| DATA SHOWN |

= = =

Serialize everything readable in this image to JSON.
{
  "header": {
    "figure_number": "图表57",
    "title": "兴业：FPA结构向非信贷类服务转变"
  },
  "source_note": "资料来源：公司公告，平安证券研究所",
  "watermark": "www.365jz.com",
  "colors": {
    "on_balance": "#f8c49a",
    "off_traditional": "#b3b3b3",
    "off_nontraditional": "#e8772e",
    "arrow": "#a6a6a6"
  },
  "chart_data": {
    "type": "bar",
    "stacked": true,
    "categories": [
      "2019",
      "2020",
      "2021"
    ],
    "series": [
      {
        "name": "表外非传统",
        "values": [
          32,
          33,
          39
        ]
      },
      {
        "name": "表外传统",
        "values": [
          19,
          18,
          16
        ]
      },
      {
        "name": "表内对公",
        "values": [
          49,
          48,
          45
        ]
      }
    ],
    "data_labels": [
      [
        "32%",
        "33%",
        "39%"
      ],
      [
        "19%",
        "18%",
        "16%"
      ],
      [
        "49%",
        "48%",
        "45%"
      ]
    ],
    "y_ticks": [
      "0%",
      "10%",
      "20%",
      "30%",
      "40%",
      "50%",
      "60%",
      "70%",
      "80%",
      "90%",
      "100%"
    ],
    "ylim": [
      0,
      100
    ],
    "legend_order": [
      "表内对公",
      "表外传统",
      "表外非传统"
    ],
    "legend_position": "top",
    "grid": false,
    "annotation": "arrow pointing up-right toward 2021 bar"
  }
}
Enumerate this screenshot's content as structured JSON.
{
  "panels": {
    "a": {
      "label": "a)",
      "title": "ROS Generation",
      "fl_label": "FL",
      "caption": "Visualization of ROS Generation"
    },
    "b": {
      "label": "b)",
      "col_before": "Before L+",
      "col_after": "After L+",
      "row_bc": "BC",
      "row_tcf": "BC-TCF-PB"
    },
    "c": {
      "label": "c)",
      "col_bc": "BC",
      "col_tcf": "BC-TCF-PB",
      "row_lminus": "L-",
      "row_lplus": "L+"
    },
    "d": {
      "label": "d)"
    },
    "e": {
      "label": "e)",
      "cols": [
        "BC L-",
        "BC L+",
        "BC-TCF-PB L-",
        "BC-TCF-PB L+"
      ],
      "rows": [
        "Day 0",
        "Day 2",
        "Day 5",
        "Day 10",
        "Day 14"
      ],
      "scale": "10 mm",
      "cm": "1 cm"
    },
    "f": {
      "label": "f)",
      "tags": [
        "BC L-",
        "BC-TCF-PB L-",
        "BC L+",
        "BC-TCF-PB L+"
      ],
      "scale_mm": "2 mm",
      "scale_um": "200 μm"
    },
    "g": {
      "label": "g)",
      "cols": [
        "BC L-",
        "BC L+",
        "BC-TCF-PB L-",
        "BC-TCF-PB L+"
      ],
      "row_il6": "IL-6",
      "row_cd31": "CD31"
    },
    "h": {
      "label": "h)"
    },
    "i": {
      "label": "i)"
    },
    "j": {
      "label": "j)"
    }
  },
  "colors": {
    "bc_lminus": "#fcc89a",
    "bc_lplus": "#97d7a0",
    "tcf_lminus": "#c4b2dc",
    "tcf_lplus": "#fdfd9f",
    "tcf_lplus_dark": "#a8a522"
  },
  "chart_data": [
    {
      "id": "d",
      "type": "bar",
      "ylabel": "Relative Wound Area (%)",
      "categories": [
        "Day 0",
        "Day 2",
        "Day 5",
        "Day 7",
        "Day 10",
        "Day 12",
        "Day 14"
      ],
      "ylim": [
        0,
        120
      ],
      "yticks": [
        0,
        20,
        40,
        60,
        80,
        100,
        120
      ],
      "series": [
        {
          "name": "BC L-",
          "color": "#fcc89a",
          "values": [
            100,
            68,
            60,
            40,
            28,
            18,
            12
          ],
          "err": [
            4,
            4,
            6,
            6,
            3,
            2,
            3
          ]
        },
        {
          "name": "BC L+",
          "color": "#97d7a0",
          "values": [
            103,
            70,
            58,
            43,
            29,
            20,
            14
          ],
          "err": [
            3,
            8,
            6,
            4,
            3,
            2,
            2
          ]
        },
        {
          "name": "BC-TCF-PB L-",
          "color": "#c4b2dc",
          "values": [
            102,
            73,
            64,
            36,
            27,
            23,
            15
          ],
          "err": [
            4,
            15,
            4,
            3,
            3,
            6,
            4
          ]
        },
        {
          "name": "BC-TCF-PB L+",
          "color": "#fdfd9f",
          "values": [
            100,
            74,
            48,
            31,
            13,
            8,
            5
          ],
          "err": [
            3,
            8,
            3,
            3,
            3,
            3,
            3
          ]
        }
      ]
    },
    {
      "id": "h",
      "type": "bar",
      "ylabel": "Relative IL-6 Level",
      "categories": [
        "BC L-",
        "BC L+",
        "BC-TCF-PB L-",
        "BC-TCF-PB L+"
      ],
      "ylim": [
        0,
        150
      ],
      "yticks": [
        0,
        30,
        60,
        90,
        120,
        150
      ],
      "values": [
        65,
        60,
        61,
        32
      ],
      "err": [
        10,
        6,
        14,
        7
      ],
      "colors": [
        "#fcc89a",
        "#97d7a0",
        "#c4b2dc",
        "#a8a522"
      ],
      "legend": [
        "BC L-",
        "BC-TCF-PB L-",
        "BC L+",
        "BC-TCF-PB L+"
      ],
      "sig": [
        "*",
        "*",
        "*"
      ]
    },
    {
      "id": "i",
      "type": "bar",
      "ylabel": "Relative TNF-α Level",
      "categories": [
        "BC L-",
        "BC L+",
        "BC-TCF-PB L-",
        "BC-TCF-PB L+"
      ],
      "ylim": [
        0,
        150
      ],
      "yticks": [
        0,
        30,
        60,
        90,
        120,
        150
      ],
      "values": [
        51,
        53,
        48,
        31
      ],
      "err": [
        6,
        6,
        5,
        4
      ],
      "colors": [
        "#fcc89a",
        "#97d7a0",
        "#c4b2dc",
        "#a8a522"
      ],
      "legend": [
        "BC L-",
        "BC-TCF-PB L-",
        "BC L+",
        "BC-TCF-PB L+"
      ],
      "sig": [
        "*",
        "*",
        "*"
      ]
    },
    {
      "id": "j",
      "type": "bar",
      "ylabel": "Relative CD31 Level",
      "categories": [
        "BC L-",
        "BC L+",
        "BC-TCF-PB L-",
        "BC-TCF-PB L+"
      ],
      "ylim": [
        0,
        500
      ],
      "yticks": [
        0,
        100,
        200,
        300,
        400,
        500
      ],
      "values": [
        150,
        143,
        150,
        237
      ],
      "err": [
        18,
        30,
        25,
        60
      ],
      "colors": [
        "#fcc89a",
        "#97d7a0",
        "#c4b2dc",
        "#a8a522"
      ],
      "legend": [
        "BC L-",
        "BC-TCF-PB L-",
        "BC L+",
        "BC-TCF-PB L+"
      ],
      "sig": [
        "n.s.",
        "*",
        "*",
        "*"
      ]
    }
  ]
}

= = =

Retype every record above exactly as it appears.

| WRITTEN RESPONSE |
Serialize everything readable in this image to JSON.
{
  "header": {
    "figure_number": "图表57",
    "title": "兴业：FPA结构向非信贷类服务转变"
  },
  "source_note": "资料来源：公司公告，平安证券研究所",
  "watermark": "www.365jz.com",
  "colors": {
    "on_balance": "#f8c49a",
    "off_traditional": "#b3b3b3",
    "off_nontraditional": "#e8772e",
    "arrow": "#a6a6a6"
  },
  "chart_data": {
    "type": "bar",
    "stacked": true,
    "categories": [
      "2019",
      "2020",
      "2021"
    ],
    "series": [
      {
        "name": "表外非传统",
        "values": [
          32,
          33,
          39
        ]
      },
      {
        "name": "表外传统",
        "values": [
          19,
          18,
          16
        ]
      },
      {
        "name": "表内对公",
        "values": [
          49,
          48,
          45
        ]
      }
    ],
    "data_labels": [
      [
        "32%",
        "33%",
        "39%"
      ],
      [
        "19%",
        "18%",
        "16%"
      ],
      [
        "49%",
        "48%",
        "45%"
      ]
    ],
    "y_ticks": [
      "0%",
      "10%",
      "20%",
      "30%",
      "40%",
      "50%",
      "60%",
      "70%",
      "80%",
      "90%",
      "100%"
    ],
    "ylim": [
      0,
      100
    ],
    "legend_order": [
      "表内对公",
      "表外传统",
      "表外非传统"
    ],
    "legend_position": "top",
    "grid": false,
    "annotation": "arrow pointing up-right toward 2021 bar"
  }
}
Enumerate this screenshot's content as structured JSON.
{
  "panels": {
    "a": {
      "label": "a)",
      "title": "ROS Generation",
      "fl_label": "FL",
      "caption": "Visualization of ROS Generation"
    },
    "b": {
      "label": "b)",
      "col_before": "Before L+",
      "col_after": "After L+",
      "row_bc": "BC",
      "row_tcf": "BC-TCF-PB"
    },
    "c": {
      "label": "c)",
      "col_bc": "BC",
      "col_tcf": "BC-TCF-PB",
      "row_lminus": "L-",
      "row_lplus": "L+"
    },
    "d": {
      "label": "d)"
    },
    "e": {
      "label": "e)",
      "cols": [
        "BC L-",
        "BC L+",
        "BC-TCF-PB L-",
        "BC-TCF-PB L+"
      ],
      "rows": [
        "Day 0",
        "Day 2",
        "Day 5",
        "Day 10",
        "Day 14"
      ],
      "scale": "10 mm",
      "cm": "1 cm"
    },
    "f": {
      "label": "f)",
      "tags": [
        "BC L-",
        "BC-TCF-PB L-",
        "BC L+",
        "BC-TCF-PB L+"
      ],
      "scale_mm": "2 mm",
      "scale_um": "200 μm"
    },
    "g": {
      "label": "g)",
      "cols": [
        "BC L-",
        "BC L+",
        "BC-TCF-PB L-",
        "BC-TCF-PB L+"
      ],
      "row_il6": "IL-6",
      "row_cd31": "CD31"
    },
    "h": {
      "label": "h)"
    },
    "i": {
      "label": "i)"
    },
    "j": {
      "label": "j)"
    }
  },
  "colors": {
    "bc_lminus": "#fcc89a",
    "bc_lplus": "#97d7a0",
    "tcf_lminus": "#c4b2dc",
    "tcf_lplus": "#fdfd9f",
    "tcf_lplus_dark": "#a8a522"
  },
  "chart_data": [
    {
      "id": "d",
      "type": "bar",
      "ylabel": "Relative Wound Area (%)",
      "categories": [
        "Day 0",
        "Day 2",
        "Day 5",
        "Day 7",
        "Day 10",
        "Day 12",
        "Day 14"
      ],
      "ylim": [
        0,
        120
      ],
      "yticks": [
        0,
        20,
        40,
        60,
        80,
        100,
        120
      ],
      "series": [
        {
          "name": "BC L-",
          "color": "#fcc89a",
          "values": [
            100,
            68,
            60,
            40,
            28,
            18,
            12
          ],
          "err": [
            4,
            4,
            6,
            6,
            3,
            2,
            3
          ]
        },
        {
          "name": "BC L+",
          "color": "#97d7a0",
          "values": [
            103,
            70,
            58,
            43,
            29,
            20,
            14
          ],
          "err": [
            3,
            8,
            6,
            4,
            3,
            2,
            2
          ]
        },
        {
          "name": "BC-TCF-PB L-",
          "color": "#c4b2dc",
          "values": [
            102,
            73,
            64,
            36,
            27,
            23,
            15
          ],
          "err": [
            4,
            15,
            4,
            3,
            3,
            6,
            4
          ]
        },
        {
          "name": "BC-TCF-PB L+",
          "color": "#fdfd9f",
          "values": [
            100,
            74,
            48,
            31,
            13,
            8,
            5
          ],
          "err": [
            3,
            8,
            3,
            3,
            3,
            3,
            3
          ]
        }
      ]
    },
    {
      "id": "h",
      "type": "bar",
      "ylabel": "Relative IL-6 Level",
      "categories": [
        "BC L-",
        "BC L+",
        "BC-TCF-PB L-",
        "BC-TCF-PB L+"
      ],
      "ylim": [
        0,
        150
      ],
      "yticks": [
        0,
        30,
        60,
        90,
        120,
        150
      ],
      "values": [
        65,
        60,
        61,
        32
      ],
      "err": [
        10,
        6,
        14,
        7
      ],
      "colors": [
        "#fcc89a",
        "#97d7a0",
        "#c4b2dc",
        "#a8a522"
      ],
      "legend": [
        "BC L-",
        "BC-TCF-PB L-",
        "BC L+",
        "BC-TCF-PB L+"
      ],
      "sig": [
        "*",
        "*",
        "*"
      ]
    },
    {
      "id": "i",
      "type": "bar",
      "ylabel": "Relative TNF-α Level",
      "categories": [
        "BC L-",
        "BC L+",
        "BC-TCF-PB L-",
        "BC-TCF-PB L+"
      ],
      "ylim": [
        0,
        150
      ],
      "yticks": [
        0,
        30,
        60,
        90,
        120,
        150
      ],
      "values": [
        51,
        53,
        48,
        31
      ],
      "err": [
        6,
        6,
        5,
        4
      ],
      "colors": [
        "#fcc89a",
        "#97d7a0",
        "#c4b2dc",
        "#a8a522"
      ],
      "legend": [
        "BC L-",
        "BC-TCF-PB L-",
        "BC L+",
        "BC-TCF-PB L+"
      ],
      "sig": [
        "*",
        "*",
        "*"
      ]
    },
    {
      "id": "j",
      "type": "bar",
      "ylabel": "Relative CD31 Level",
      "categories": [
        "BC L-",
        "BC L+",
        "BC-TCF-PB L-",
        "BC-TCF-PB L+"
      ],
      "ylim": [
        0,
        500
      ],
      "yticks": [
        0,
        100,
        200,
        300,
        400,
        500
      ],
      "values": [
        150,
        143,
        150,
        237
      ],
      "err": [
        18,
        30,
        25,
        60
      ],
      "colors": [
        "#fcc89a",
        "#97d7a0",
        "#c4b2dc",
        "#a8a522"
      ],
      "legend": [
        "BC L-",
        "BC-TCF-PB L-",
        "BC L+",
        "BC-TCF-PB L+"
      ],
      "sig": [
        "n.s.",
        "*",
        "*",
        "*"
      ]
    }
  ]
}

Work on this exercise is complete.